start

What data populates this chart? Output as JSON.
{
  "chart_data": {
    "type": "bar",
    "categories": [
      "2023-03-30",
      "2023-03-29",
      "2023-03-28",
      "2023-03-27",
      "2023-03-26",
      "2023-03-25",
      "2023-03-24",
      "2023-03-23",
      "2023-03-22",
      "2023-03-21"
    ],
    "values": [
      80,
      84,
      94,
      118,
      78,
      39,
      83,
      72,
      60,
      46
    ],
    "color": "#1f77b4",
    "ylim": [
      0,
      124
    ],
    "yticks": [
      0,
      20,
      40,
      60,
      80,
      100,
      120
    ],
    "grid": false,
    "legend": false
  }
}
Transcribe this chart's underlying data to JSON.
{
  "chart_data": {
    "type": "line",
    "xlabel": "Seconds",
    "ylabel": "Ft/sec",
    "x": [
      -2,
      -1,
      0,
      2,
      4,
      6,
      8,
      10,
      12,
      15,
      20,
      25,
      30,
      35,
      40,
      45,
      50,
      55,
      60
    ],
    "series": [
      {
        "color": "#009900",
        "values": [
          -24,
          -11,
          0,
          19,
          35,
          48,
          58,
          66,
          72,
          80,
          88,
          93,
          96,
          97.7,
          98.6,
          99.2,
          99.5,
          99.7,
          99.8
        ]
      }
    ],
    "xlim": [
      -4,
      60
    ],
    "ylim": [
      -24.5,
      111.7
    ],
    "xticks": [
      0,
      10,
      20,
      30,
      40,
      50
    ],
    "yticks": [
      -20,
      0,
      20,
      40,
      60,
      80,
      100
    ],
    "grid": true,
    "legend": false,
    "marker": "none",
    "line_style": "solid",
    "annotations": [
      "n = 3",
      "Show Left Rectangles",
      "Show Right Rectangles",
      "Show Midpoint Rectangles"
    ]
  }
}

end

#### Exercise objective:
Please set down the whole listing above without altering a single line.

#### Solved exercise:
What data populates this chart? Output as JSON.
{
  "chart_data": {
    "type": "bar",
    "categories": [
      "2023-03-30",
      "2023-03-29",
      "2023-03-28",
      "2023-03-27",
      "2023-03-26",
      "2023-03-25",
      "2023-03-24",
      "2023-03-23",
      "2023-03-22",
      "2023-03-21"
    ],
    "values": [
      80,
      84,
      94,
      118,
      78,
      39,
      83,
      72,
      60,
      46
    ],
    "color": "#1f77b4",
    "ylim": [
      0,
      124
    ],
    "yticks": [
      0,
      20,
      40,
      60,
      80,
      100,
      120
    ],
    "grid": false,
    "legend": false
  }
}
Transcribe this chart's underlying data to JSON.
{
  "chart_data": {
    "type": "line",
    "xlabel": "Seconds",
    "ylabel": "Ft/sec",
    "x": [
      -2,
      -1,
      0,
      2,
      4,
      6,
      8,
      10,
      12,
      15,
      20,
      25,
      30,
      35,
      40,
      45,
      50,
      55,
      60
    ],
    "series": [
      {
        "color": "#009900",
        "values": [
          -24,
          -11,
          0,
          19,
          35,
          48,
          58,
          66,
          72,
          80,
          88,
          93,
          96,
          97.7,
          98.6,
          99.2,
          99.5,
          99.7,
          99.8
        ]
      }
    ],
    "xlim": [
      -4,
      60
    ],
    "ylim": [
      -24.5,
      111.7
    ],
    "xticks": [
      0,
      10,
      20,
      30,
      40,
      50
    ],
    "yticks": [
      -20,
      0,
      20,
      40,
      60,
      80,
      100
    ],
    "grid": true,
    "legend": false,
    "marker": "none",
    "line_style": "solid",
    "annotations": [
      "n = 3",
      "Show Left Rectangles",
      "Show Right Rectangles",
      "Show Midpoint Rectangles"
    ]
  }
}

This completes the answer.